#### SOURCE DATA

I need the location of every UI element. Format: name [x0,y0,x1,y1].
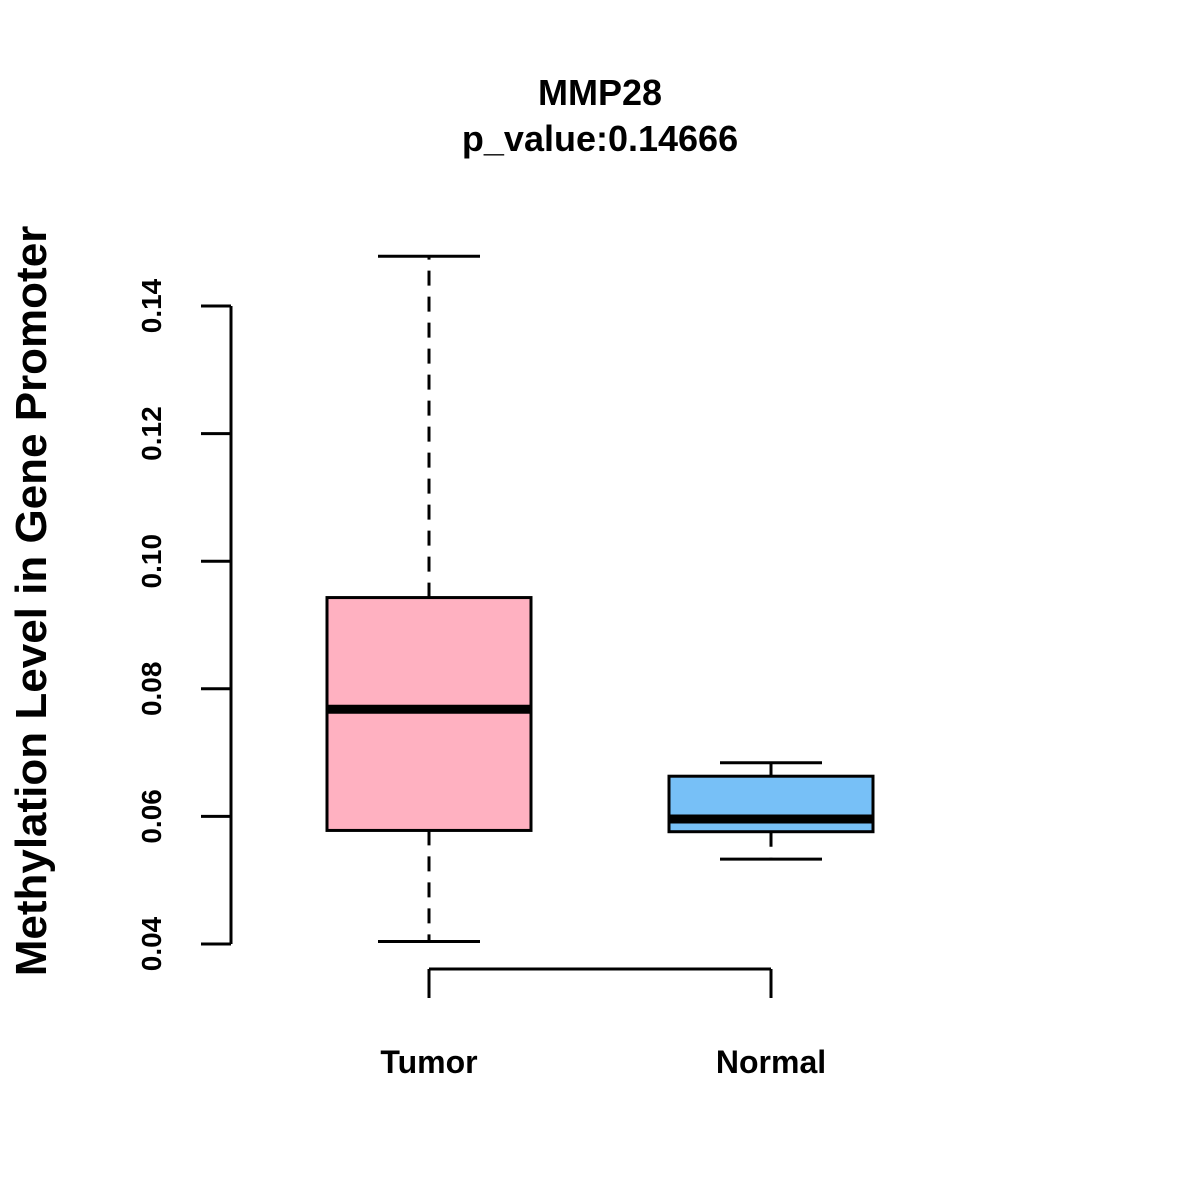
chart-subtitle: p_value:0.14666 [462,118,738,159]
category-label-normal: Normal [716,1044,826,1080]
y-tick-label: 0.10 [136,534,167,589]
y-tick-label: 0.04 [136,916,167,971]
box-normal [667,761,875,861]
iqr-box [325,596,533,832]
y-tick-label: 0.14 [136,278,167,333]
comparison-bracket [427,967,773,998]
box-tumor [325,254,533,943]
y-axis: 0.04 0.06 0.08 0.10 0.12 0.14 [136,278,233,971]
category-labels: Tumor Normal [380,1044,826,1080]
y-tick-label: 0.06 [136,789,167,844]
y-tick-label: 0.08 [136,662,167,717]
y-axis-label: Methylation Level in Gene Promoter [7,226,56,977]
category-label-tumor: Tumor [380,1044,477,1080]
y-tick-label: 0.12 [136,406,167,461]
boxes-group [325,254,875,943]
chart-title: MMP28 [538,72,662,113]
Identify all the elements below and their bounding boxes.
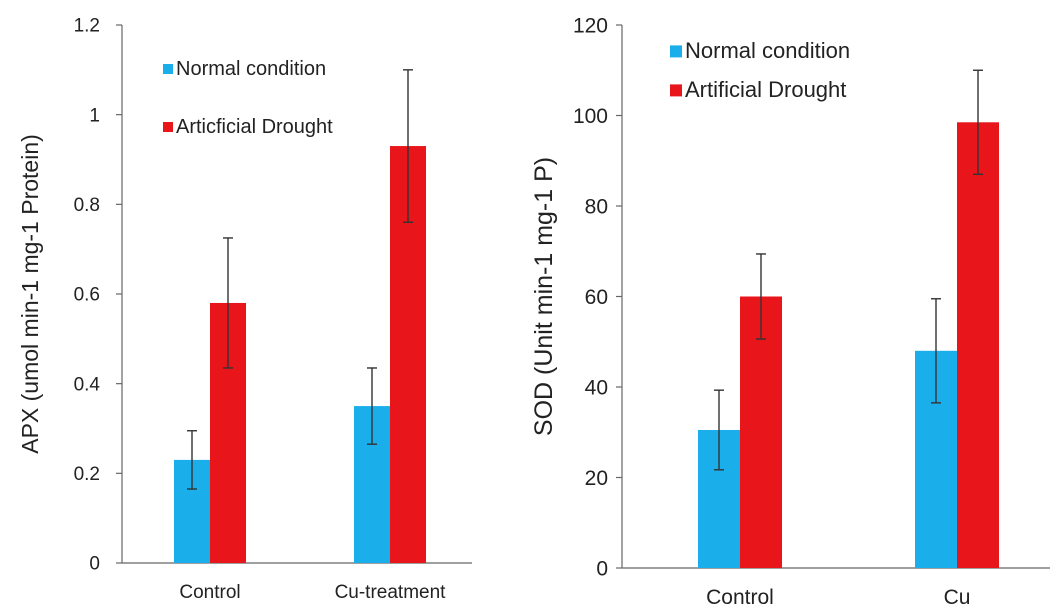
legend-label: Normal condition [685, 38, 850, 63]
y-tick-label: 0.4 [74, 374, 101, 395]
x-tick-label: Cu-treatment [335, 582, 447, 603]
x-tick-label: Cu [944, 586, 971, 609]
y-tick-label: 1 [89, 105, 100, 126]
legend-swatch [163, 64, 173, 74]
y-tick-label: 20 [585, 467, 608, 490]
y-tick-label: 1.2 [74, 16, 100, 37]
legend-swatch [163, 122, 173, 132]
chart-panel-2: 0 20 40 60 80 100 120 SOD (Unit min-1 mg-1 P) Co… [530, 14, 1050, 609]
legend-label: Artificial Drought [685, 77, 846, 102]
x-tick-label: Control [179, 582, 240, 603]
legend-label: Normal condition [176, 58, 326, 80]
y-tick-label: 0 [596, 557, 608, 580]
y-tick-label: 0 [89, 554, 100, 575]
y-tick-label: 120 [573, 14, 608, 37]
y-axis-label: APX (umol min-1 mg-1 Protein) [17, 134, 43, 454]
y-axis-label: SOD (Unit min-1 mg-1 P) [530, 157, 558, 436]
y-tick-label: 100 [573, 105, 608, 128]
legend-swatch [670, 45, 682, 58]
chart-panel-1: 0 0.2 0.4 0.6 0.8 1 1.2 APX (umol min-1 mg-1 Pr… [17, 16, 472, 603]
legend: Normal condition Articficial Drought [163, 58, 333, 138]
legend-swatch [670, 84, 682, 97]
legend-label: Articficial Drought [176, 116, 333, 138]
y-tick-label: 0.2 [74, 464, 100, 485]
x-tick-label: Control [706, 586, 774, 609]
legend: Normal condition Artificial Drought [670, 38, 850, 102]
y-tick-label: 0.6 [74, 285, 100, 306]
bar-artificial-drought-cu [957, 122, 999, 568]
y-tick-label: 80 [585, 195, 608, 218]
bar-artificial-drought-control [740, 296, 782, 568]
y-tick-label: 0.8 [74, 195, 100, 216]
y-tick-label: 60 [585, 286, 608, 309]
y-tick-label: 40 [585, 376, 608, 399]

########

Return the lines of the data above in full and exactly, with no pictures.

I need the location of every UI element. Format: name [x0,y0,x1,y1].
chart-subtitle: p_value:0.14666 [462,118,738,159]
category-label-normal: Normal [716,1044,826,1080]
y-tick-label: 0.10 [136,534,167,589]
y-tick-label: 0.04 [136,916,167,971]
box-normal [667,761,875,861]
iqr-box [325,596,533,832]
y-tick-label: 0.14 [136,278,167,333]
comparison-bracket [427,967,773,998]
box-tumor [325,254,533,943]
y-axis: 0.04 0.06 0.08 0.10 0.12 0.14 [136,278,233,971]
category-labels: Tumor Normal [380,1044,826,1080]
y-tick-label: 0.06 [136,789,167,844]
y-tick-label: 0.08 [136,662,167,717]
y-axis-label: Methylation Level in Gene Promoter [7,226,56,977]
category-label-tumor: Tumor [380,1044,477,1080]
y-tick-label: 0.12 [136,406,167,461]
boxes-group [325,254,875,943]
chart-title: MMP28 [538,72,662,113]
Identify all the elements below and their bounding boxes.
legend-label: Normal condition [685, 38, 850, 63]
y-tick-label: 0.4 [74, 374, 101, 395]
x-tick-label: Cu-treatment [335, 582, 447, 603]
x-tick-label: Cu [944, 586, 971, 609]
y-tick-label: 1 [89, 105, 100, 126]
legend-swatch [163, 64, 173, 74]
y-tick-label: 20 [585, 467, 608, 490]
y-tick-label: 1.2 [74, 16, 100, 37]
legend-swatch [163, 122, 173, 132]
chart-panel-2: 0 20 40 60 80 100 120 SOD (Unit min-1 mg-1 P) Co… [530, 14, 1050, 609]
legend-label: Artificial Drought [685, 77, 846, 102]
x-tick-label: Control [179, 582, 240, 603]
legend-label: Normal condition [176, 58, 326, 80]
y-tick-label: 0 [596, 557, 608, 580]
y-tick-label: 0 [89, 554, 100, 575]
y-tick-label: 120 [573, 14, 608, 37]
y-axis-label: APX (umol min-1 mg-1 Protein) [17, 134, 43, 454]
y-axis-label: SOD (Unit min-1 mg-1 P) [530, 157, 558, 436]
y-tick-label: 100 [573, 105, 608, 128]
legend-swatch [670, 45, 682, 58]
chart-panel-1: 0 0.2 0.4 0.6 0.8 1 1.2 APX (umol min-1 mg-1 Pr… [17, 16, 472, 603]
legend: Normal condition Articficial Drought [163, 58, 333, 138]
legend-swatch [670, 84, 682, 97]
legend-label: Articficial Drought [176, 116, 333, 138]
y-tick-label: 0.2 [74, 464, 100, 485]
x-tick-label: Control [706, 586, 774, 609]
legend: Normal condition Artificial Drought [670, 38, 850, 102]
y-tick-label: 0.6 [74, 285, 100, 306]
bar-artificial-drought-cu [957, 122, 999, 568]
y-tick-label: 80 [585, 195, 608, 218]
bar-artificial-drought-control [740, 296, 782, 568]
y-tick-label: 0.8 [74, 195, 100, 216]
y-tick-label: 60 [585, 286, 608, 309]
y-tick-label: 40 [585, 376, 608, 399]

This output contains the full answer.